[To be done]
Repeat the entire listing exactly.

[Data lines]
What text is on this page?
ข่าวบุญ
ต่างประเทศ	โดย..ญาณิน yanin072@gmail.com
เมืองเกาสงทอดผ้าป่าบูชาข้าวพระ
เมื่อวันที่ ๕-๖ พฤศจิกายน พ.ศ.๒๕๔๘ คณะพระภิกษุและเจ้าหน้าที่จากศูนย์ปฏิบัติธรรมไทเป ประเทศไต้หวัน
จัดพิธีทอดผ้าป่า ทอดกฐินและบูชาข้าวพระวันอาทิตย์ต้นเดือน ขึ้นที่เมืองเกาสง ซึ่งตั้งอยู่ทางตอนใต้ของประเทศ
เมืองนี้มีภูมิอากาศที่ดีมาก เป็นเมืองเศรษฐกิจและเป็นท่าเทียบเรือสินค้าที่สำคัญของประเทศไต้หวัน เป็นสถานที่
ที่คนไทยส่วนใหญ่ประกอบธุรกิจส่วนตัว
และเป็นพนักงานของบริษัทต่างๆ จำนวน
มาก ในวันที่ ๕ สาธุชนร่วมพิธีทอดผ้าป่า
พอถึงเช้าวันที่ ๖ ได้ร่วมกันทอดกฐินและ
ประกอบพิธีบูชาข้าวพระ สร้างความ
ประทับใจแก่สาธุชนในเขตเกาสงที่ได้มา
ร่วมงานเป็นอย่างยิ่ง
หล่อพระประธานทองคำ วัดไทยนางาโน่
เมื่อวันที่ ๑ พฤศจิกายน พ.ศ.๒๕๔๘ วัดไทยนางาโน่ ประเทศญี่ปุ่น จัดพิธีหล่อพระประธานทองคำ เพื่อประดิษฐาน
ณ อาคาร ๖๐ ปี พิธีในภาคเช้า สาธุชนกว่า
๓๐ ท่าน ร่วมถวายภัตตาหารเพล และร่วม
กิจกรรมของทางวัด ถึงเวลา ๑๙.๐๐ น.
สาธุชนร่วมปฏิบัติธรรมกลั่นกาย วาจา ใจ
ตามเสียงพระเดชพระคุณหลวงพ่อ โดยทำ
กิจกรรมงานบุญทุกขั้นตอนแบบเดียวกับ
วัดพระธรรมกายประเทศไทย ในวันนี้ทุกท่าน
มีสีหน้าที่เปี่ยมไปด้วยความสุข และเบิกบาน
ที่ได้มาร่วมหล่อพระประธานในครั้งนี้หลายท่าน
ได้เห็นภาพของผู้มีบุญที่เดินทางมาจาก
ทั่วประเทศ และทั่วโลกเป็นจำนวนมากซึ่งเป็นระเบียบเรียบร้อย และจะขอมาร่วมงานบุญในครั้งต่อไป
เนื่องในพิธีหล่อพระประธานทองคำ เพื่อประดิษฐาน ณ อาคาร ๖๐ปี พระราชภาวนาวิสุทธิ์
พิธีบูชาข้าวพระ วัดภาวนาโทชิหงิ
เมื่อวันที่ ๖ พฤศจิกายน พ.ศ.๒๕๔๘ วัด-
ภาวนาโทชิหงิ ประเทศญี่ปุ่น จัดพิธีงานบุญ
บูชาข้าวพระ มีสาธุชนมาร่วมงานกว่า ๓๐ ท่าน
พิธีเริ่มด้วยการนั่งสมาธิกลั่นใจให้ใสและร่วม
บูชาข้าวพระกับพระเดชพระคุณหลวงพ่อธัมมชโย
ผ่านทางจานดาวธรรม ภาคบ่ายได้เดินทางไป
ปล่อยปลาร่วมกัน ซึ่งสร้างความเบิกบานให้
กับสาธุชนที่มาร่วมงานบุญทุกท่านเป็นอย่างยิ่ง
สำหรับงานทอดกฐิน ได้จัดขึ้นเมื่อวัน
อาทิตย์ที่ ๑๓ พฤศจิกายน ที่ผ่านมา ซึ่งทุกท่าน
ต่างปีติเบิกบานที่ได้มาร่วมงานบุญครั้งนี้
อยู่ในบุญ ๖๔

[Solution to this problem]
What text is on this page?
ข่าวบุญ
ต่างประเทศ	โดย..ญาณิน yanin072@gmail.com
เมืองเกาสงทอดผ้าป่าบูชาข้าวพระ
เมื่อวันที่ ๕-๖ พฤศจิกายน พ.ศ.๒๕๔๘ คณะพระภิกษุและเจ้าหน้าที่จากศูนย์ปฏิบัติธรรมไทเป ประเทศไต้หวัน
จัดพิธีทอดผ้าป่า ทอดกฐินและบูชาข้าวพระวันอาทิตย์ต้นเดือน ขึ้นที่เมืองเกาสง ซึ่งตั้งอยู่ทางตอนใต้ของประเทศ
เมืองนี้มีภูมิอากาศที่ดีมาก เป็นเมืองเศรษฐกิจและเป็นท่าเทียบเรือสินค้าที่สำคัญของประเทศไต้หวัน เป็นสถานที่
ที่คนไทยส่วนใหญ่ประกอบธุรกิจส่วนตัว
และเป็นพนักงานของบริษัทต่างๆ จำนวน
มาก ในวันที่ ๕ สาธุชนร่วมพิธีทอดผ้าป่า
พอถึงเช้าวันที่ ๖ ได้ร่วมกันทอดกฐินและ
ประกอบพิธีบูชาข้าวพระ สร้างความ
ประทับใจแก่สาธุชนในเขตเกาสงที่ได้มา
ร่วมงานเป็นอย่างยิ่ง
หล่อพระประธานทองคำ วัดไทยนางาโน่
เมื่อวันที่ ๑ พฤศจิกายน พ.ศ.๒๕๔๘ วัดไทยนางาโน่ ประเทศญี่ปุ่น จัดพิธีหล่อพระประธานทองคำ เพื่อประดิษฐาน
ณ อาคาร ๖๐ ปี พิธีในภาคเช้า สาธุชนกว่า
๓๐ ท่าน ร่วมถวายภัตตาหารเพล และร่วม
กิจกรรมของทางวัด ถึงเวลา ๑๙.๐๐ น.
สาธุชนร่วมปฏิบัติธรรมกลั่นกาย วาจา ใจ
ตามเสียงพระเดชพระคุณหลวงพ่อ โดยทำ
กิจกรรมงานบุญทุกขั้นตอนแบบเดียวกับ
วัดพระธรรมกายประเทศไทย ในวันนี้ทุกท่าน
มีสีหน้าที่เปี่ยมไปด้วยความสุข และเบิกบาน
ที่ได้มาร่วมหล่อพระประธานในครั้งนี้หลายท่าน
ได้เห็นภาพของผู้มีบุญที่เดินทางมาจาก
ทั่วประเทศ และทั่วโลกเป็นจำนวนมากซึ่งเป็นระเบียบเรียบร้อย และจะขอมาร่วมงานบุญในครั้งต่อไป
เนื่องในพิธีหล่อพระประธานทองคำ เพื่อประดิษฐาน ณ อาคาร ๖๐ปี พระราชภาวนาวิสุทธิ์
พิธีบูชาข้าวพระ วัดภาวนาโทชิหงิ
เมื่อวันที่ ๖ พฤศจิกายน พ.ศ.๒๕๔๘ วัด-
ภาวนาโทชิหงิ ประเทศญี่ปุ่น จัดพิธีงานบุญ
บูชาข้าวพระ มีสาธุชนมาร่วมงานกว่า ๓๐ ท่าน
พิธีเริ่มด้วยการนั่งสมาธิกลั่นใจให้ใสและร่วม
บูชาข้าวพระกับพระเดชพระคุณหลวงพ่อธัมมชโย
ผ่านทางจานดาวธรรม ภาคบ่ายได้เดินทางไป
ปล่อยปลาร่วมกัน ซึ่งสร้างความเบิกบานให้
กับสาธุชนที่มาร่วมงานบุญทุกท่านเป็นอย่างยิ่ง
สำหรับงานทอดกฐิน ได้จัดขึ้นเมื่อวัน
อาทิตย์ที่ ๑๓ พฤศจิกายน ที่ผ่านมา ซึ่งทุกท่าน
ต่างปีติเบิกบานที่ได้มาร่วมงานบุญครั้งนี้
อยู่ในบุญ ๖๔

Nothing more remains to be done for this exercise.